* [Given exercise]:
An exact copy of all the data is required, with pictures left out.

═══ Provided data

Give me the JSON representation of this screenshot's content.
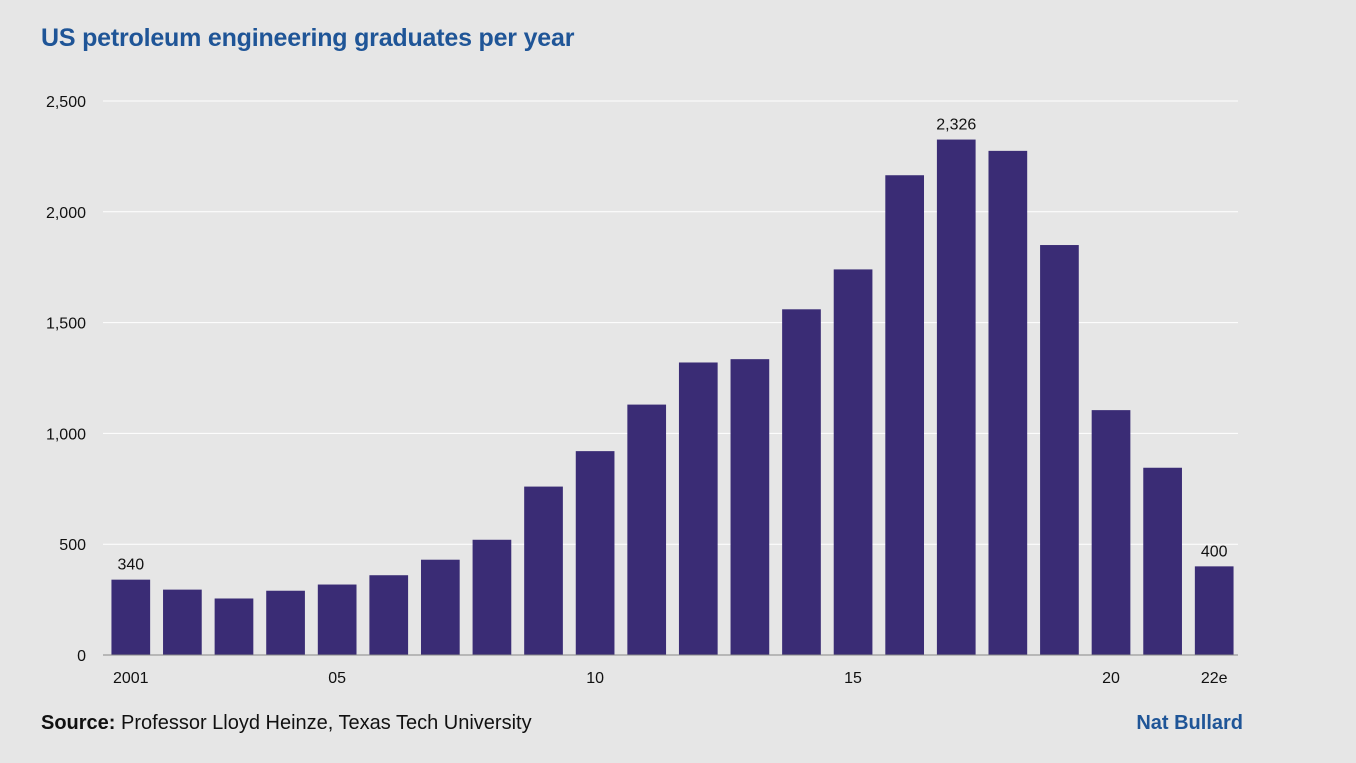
{
  "title": "US petroleum engineering graduates per year",
  "source_label": "Source:",
  "source_text": " Professor Lloyd Heinze, Texas Tech University",
  "author": "Nat Bullard",
  "colors": {
    "bar": "#3a2c75",
    "title": "#1f5597",
    "grid": "#ffffff",
    "axis": "#888888",
    "background": "#e6e6e6"
  },
  "chart_data": {
    "type": "bar",
    "title": "US petroleum engineering graduates per year",
    "xlabel": "",
    "ylabel": "",
    "ylim": [
      0,
      2500
    ],
    "yticks": [
      0,
      500,
      1000,
      1500,
      2000,
      2500
    ],
    "ytick_labels": [
      "0",
      "500",
      "1,000",
      "1,500",
      "2,000",
      "2,500"
    ],
    "categories": [
      "2001",
      "2002",
      "2003",
      "2004",
      "2005",
      "2006",
      "2007",
      "2008",
      "2009",
      "2010",
      "2011",
      "2012",
      "2013",
      "2014",
      "2015",
      "2016",
      "2017",
      "2018",
      "2019",
      "2020",
      "2021",
      "2022e"
    ],
    "xtick_labels": [
      "2001",
      "",
      "",
      "",
      "05",
      "",
      "",
      "",
      "",
      "10",
      "",
      "",
      "",
      "",
      "15",
      "",
      "",
      "",
      "",
      "20",
      "",
      "22e"
    ],
    "values": [
      340,
      295,
      255,
      290,
      318,
      360,
      430,
      520,
      760,
      920,
      1130,
      1320,
      1335,
      1560,
      1740,
      2165,
      2326,
      2275,
      1850,
      1105,
      845,
      400
    ],
    "data_labels": [
      "340",
      "",
      "",
      "",
      "",
      "",
      "",
      "",
      "",
      "",
      "",
      "",
      "",
      "",
      "",
      "",
      "2,326",
      "",
      "",
      "",
      "",
      "400"
    ],
    "grid": true
  }
}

══════

* [Written answer]:
Give me the JSON representation of this screenshot's content.
{
  "title": "US petroleum engineering graduates per year",
  "source_label": "Source:",
  "source_text": " Professor Lloyd Heinze, Texas Tech University",
  "author": "Nat Bullard",
  "colors": {
    "bar": "#3a2c75",
    "title": "#1f5597",
    "grid": "#ffffff",
    "axis": "#888888",
    "background": "#e6e6e6"
  },
  "chart_data": {
    "type": "bar",
    "title": "US petroleum engineering graduates per year",
    "xlabel": "",
    "ylabel": "",
    "ylim": [
      0,
      2500
    ],
    "yticks": [
      0,
      500,
      1000,
      1500,
      2000,
      2500
    ],
    "ytick_labels": [
      "0",
      "500",
      "1,000",
      "1,500",
      "2,000",
      "2,500"
    ],
    "categories": [
      "2001",
      "2002",
      "2003",
      "2004",
      "2005",
      "2006",
      "2007",
      "2008",
      "2009",
      "2010",
      "2011",
      "2012",
      "2013",
      "2014",
      "2015",
      "2016",
      "2017",
      "2018",
      "2019",
      "2020",
      "2021",
      "2022e"
    ],
    "xtick_labels": [
      "2001",
      "",
      "",
      "",
      "05",
      "",
      "",
      "",
      "",
      "10",
      "",
      "",
      "",
      "",
      "15",
      "",
      "",
      "",
      "",
      "20",
      "",
      "22e"
    ],
    "values": [
      340,
      295,
      255,
      290,
      318,
      360,
      430,
      520,
      760,
      920,
      1130,
      1320,
      1335,
      1560,
      1740,
      2165,
      2326,
      2275,
      1850,
      1105,
      845,
      400
    ],
    "data_labels": [
      "340",
      "",
      "",
      "",
      "",
      "",
      "",
      "",
      "",
      "",
      "",
      "",
      "",
      "",
      "",
      "",
      "2,326",
      "",
      "",
      "",
      "",
      "400"
    ],
    "grid": true
  }
}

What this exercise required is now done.